- _Stated exercise_:
From the entries below, copy out every line with "JSON" in it.

- _Supplied entries_:
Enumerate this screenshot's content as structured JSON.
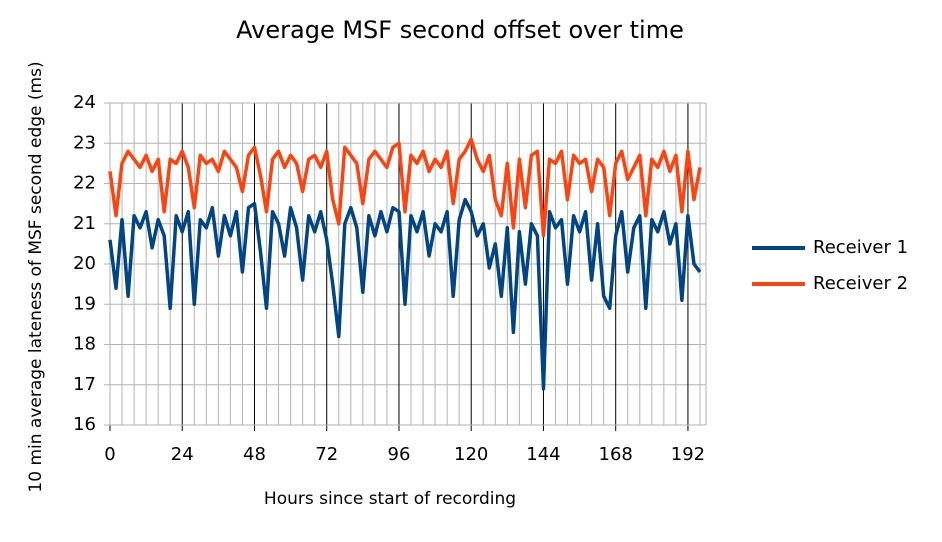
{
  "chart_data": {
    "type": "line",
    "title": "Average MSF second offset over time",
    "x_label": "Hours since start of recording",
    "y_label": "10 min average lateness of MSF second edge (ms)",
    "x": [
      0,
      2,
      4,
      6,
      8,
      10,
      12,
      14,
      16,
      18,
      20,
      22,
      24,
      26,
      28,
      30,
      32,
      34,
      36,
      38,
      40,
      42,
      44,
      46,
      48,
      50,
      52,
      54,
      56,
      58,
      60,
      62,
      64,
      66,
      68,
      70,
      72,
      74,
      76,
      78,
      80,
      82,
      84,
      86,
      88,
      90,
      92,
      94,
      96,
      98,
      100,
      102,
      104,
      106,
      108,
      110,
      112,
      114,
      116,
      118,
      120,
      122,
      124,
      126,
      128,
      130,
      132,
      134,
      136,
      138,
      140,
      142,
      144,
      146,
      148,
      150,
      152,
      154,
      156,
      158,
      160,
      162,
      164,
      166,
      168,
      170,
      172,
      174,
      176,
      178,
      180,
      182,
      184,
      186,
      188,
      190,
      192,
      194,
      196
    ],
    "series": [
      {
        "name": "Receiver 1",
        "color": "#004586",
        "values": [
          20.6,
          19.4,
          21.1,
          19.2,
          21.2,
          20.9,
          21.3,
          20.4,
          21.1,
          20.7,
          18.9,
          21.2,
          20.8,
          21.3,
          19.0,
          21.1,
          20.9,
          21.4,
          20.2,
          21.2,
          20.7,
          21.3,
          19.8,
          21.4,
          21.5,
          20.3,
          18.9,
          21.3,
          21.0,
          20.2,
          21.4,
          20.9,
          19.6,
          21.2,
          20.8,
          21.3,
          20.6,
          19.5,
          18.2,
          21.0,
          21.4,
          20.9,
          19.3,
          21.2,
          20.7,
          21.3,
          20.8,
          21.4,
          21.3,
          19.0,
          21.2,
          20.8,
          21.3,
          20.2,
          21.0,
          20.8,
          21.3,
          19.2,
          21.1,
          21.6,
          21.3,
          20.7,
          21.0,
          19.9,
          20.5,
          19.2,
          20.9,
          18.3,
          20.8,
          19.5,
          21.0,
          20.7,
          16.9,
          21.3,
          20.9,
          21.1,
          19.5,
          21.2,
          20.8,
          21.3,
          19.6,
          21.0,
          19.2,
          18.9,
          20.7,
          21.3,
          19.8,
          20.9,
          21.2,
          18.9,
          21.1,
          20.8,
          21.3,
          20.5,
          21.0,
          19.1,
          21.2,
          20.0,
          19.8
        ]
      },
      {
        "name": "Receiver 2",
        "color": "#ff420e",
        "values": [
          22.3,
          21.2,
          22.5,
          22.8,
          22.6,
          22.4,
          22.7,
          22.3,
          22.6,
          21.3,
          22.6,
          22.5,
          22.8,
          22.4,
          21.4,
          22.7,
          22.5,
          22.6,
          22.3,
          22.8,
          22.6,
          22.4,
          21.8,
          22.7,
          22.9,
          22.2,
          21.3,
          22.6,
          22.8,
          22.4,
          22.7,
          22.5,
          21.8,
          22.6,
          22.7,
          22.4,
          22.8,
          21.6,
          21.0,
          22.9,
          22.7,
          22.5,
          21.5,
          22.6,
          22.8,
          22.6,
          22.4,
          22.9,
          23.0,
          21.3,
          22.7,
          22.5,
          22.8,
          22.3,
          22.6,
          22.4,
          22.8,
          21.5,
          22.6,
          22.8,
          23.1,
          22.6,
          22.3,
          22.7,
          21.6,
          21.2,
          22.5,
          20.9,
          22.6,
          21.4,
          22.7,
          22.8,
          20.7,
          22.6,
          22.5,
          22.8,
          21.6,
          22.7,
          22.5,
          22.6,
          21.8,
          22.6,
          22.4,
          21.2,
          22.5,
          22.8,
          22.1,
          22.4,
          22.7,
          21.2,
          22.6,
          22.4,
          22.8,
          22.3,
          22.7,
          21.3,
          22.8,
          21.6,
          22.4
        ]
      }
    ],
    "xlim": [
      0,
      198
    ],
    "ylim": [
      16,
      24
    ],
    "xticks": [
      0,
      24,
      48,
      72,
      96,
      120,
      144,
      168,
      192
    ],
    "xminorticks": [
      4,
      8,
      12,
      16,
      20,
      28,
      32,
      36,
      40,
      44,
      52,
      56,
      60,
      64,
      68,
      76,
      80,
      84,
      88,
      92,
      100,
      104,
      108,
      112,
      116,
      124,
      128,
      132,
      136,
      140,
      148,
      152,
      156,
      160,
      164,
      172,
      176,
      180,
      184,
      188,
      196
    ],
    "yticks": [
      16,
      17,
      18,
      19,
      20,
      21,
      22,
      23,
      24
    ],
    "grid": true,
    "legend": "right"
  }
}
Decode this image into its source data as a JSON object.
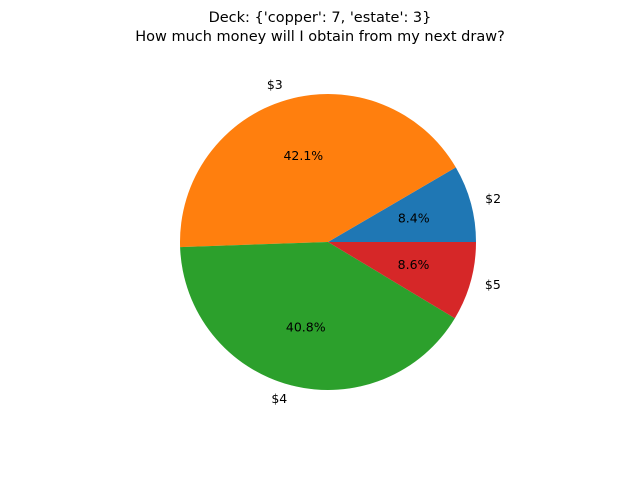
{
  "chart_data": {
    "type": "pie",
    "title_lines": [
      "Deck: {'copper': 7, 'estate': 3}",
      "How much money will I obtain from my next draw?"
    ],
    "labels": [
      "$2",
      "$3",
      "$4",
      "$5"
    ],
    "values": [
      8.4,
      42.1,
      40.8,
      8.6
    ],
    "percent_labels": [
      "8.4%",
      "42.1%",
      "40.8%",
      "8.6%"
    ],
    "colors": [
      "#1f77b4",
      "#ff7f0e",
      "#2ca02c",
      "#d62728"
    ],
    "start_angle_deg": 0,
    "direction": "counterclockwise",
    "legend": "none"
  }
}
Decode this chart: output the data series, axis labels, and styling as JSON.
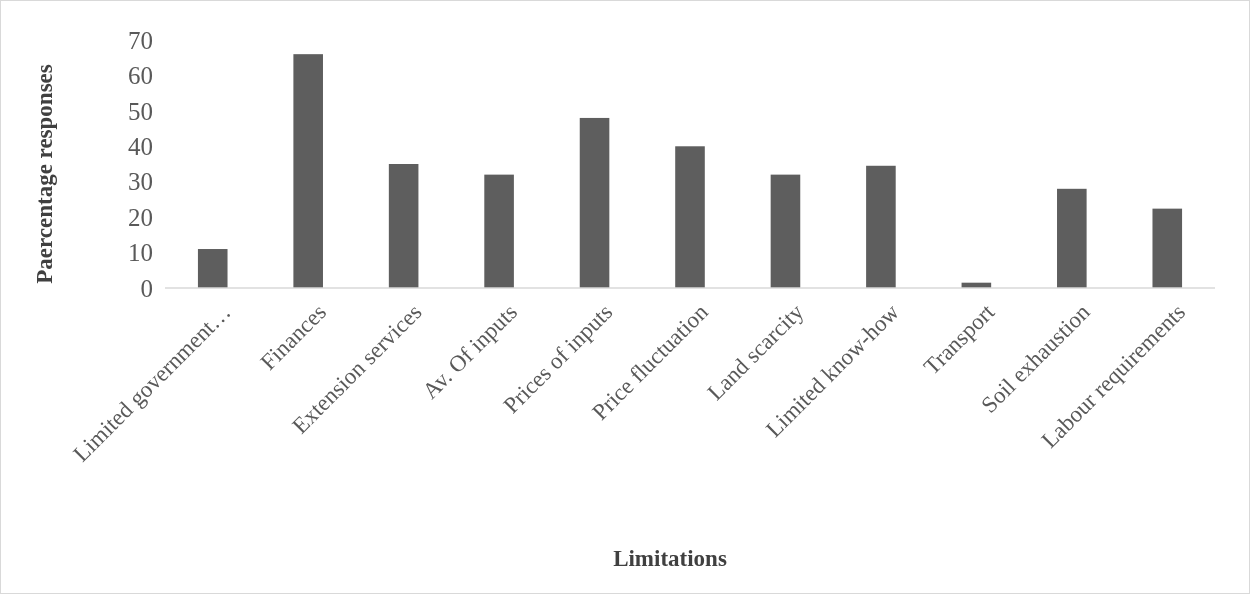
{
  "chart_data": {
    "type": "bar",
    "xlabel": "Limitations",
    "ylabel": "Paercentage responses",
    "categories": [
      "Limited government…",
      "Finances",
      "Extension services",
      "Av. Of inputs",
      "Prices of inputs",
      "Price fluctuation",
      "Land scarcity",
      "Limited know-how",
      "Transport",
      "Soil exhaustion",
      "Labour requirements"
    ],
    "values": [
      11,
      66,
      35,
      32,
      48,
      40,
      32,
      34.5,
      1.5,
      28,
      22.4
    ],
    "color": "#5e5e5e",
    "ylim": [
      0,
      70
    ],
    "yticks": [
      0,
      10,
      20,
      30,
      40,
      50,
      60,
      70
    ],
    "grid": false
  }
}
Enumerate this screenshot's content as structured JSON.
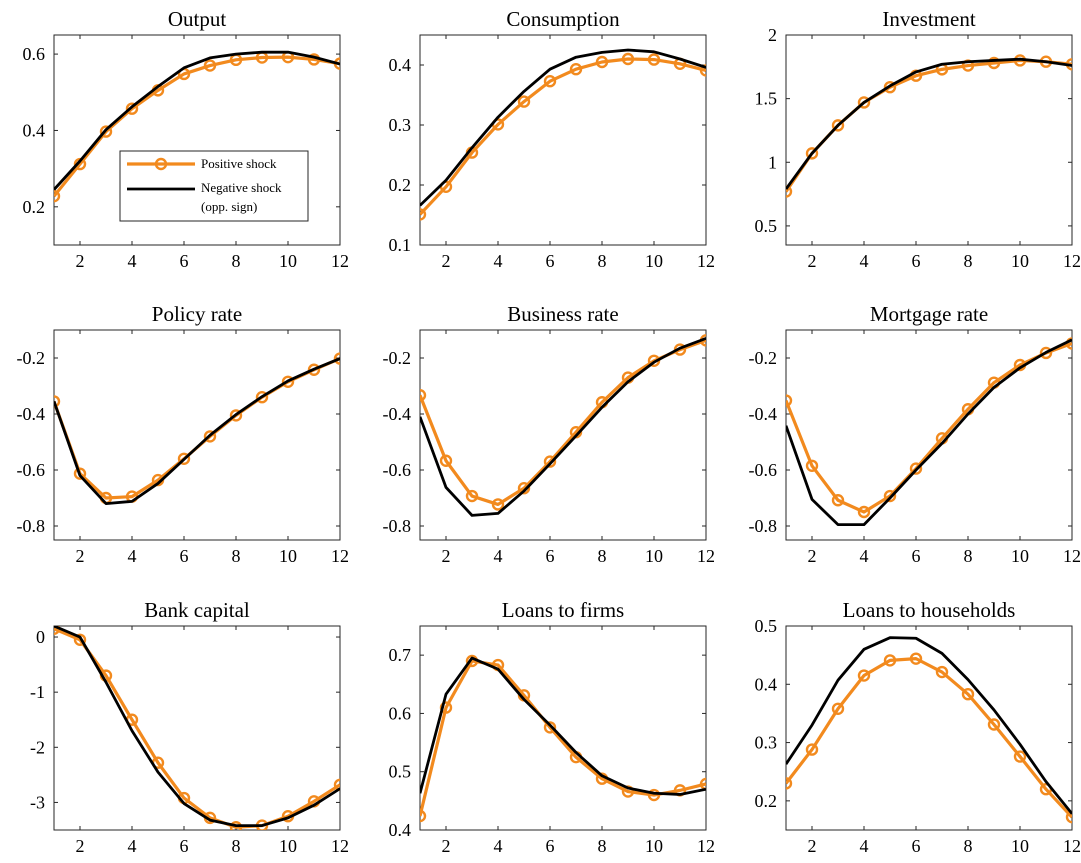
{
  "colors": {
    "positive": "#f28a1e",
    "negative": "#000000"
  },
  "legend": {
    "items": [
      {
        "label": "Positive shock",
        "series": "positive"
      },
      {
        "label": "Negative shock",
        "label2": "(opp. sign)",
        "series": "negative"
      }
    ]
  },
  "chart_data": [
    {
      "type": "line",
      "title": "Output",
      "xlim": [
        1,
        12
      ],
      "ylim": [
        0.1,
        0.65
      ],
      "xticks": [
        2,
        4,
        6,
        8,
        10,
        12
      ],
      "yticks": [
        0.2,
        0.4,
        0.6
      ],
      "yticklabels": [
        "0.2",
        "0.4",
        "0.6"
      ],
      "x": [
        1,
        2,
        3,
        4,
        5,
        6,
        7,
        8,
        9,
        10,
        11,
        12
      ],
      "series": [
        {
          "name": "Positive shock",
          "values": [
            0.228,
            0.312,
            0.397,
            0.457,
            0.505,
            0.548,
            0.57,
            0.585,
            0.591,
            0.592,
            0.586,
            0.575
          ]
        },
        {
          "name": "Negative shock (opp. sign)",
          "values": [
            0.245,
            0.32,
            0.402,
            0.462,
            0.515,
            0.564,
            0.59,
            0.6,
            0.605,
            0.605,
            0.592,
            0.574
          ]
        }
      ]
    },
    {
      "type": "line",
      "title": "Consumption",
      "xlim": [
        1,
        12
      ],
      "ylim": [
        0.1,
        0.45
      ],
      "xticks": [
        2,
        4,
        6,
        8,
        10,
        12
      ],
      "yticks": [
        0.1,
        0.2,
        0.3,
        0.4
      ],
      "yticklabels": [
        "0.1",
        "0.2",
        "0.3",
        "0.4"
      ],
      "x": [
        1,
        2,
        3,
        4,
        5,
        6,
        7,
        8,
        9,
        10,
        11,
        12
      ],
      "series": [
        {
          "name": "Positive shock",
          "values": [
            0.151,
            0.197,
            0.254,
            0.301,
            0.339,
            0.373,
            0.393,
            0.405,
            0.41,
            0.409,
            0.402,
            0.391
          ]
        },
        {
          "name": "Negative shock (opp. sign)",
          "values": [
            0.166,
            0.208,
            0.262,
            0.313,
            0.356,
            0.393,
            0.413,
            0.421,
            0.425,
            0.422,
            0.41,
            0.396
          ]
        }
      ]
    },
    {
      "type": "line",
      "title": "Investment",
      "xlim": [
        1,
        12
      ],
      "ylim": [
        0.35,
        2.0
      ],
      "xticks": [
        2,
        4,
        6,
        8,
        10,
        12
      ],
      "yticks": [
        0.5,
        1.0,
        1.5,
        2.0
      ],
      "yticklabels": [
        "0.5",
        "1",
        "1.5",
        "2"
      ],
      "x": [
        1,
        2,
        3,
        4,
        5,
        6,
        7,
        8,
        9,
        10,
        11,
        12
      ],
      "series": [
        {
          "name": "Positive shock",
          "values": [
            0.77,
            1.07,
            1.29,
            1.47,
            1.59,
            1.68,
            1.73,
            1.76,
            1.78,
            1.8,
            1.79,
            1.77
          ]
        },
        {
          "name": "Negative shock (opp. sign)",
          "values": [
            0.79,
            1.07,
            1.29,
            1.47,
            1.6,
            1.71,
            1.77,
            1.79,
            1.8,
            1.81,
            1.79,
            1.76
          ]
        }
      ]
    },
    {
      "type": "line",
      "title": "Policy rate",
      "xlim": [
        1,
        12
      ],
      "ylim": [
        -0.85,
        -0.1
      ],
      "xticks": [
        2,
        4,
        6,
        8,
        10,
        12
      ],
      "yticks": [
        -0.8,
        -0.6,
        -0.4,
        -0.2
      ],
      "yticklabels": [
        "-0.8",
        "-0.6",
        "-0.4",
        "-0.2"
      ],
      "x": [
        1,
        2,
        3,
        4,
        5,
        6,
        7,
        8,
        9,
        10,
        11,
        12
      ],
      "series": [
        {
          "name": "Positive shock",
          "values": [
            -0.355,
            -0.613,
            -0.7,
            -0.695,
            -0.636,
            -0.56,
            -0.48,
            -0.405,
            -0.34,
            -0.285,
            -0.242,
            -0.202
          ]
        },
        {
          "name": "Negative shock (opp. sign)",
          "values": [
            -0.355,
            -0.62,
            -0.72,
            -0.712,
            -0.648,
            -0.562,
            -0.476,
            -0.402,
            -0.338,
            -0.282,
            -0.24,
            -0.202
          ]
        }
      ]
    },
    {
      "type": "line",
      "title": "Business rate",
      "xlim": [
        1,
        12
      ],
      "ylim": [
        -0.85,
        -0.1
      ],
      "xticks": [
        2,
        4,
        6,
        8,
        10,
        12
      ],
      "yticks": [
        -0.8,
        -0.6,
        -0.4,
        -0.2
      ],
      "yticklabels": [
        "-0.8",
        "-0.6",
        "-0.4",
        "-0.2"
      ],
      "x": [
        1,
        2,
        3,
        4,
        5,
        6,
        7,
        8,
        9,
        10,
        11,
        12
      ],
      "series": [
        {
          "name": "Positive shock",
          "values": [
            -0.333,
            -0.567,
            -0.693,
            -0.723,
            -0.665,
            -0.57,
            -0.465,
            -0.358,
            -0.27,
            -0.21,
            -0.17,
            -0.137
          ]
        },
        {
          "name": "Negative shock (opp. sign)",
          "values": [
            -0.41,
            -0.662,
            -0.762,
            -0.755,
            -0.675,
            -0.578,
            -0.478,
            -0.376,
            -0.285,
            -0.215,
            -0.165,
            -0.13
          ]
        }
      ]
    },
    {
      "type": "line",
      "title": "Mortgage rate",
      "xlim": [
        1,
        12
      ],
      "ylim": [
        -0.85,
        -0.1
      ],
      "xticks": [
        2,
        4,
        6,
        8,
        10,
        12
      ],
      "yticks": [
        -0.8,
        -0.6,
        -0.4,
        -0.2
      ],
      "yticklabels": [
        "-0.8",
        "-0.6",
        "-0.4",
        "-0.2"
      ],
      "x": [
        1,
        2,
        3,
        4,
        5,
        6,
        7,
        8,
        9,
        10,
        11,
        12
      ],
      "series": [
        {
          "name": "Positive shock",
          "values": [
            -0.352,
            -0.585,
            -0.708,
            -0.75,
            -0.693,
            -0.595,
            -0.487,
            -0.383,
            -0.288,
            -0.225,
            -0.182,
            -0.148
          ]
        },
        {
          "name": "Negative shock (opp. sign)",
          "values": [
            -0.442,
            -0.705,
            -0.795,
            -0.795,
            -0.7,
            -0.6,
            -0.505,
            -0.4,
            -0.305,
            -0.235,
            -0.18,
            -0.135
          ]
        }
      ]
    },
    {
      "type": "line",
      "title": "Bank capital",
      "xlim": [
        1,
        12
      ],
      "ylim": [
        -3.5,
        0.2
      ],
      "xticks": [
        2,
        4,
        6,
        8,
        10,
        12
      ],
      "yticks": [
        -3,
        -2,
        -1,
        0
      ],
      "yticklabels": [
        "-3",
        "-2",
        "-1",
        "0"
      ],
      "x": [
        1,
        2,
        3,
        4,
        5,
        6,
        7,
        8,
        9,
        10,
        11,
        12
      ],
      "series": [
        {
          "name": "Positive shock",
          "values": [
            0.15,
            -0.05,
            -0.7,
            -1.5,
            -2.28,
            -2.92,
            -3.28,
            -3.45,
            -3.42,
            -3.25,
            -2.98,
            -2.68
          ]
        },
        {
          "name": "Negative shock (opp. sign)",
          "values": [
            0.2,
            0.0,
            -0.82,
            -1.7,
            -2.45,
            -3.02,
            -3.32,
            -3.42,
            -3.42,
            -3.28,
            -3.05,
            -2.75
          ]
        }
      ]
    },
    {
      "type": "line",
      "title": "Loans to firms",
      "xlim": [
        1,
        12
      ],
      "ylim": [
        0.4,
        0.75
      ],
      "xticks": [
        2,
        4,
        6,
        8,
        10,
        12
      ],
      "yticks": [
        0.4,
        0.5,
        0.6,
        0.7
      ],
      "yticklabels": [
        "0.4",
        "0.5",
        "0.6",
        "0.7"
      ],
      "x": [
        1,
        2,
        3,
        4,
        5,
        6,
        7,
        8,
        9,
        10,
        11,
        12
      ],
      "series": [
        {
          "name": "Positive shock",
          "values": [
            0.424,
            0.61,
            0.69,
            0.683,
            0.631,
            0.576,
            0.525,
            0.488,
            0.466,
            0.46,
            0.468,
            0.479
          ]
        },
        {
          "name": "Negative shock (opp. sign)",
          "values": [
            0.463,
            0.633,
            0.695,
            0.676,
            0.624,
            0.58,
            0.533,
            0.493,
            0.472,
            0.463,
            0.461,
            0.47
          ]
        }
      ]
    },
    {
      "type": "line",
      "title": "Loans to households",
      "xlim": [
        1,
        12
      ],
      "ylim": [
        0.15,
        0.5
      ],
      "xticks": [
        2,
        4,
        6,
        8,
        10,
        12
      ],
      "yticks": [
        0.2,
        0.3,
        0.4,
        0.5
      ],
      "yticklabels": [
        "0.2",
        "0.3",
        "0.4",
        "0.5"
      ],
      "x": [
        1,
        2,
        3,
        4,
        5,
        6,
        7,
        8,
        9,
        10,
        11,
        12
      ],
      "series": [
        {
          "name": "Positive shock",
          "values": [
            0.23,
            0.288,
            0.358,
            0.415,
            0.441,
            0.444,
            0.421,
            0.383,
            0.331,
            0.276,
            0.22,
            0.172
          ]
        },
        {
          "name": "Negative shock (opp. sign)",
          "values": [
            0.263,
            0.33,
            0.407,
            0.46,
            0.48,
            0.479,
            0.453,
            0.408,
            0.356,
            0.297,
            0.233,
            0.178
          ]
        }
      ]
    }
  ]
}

- _Response for this exercise_:
Enumerate this screenshot's content as structured JSON.
Decode this image into its source data as a JSON object.
Decode this chart: output the data series, axis labels, and styling as JSON.
Enumerate this screenshot's content as structured JSON.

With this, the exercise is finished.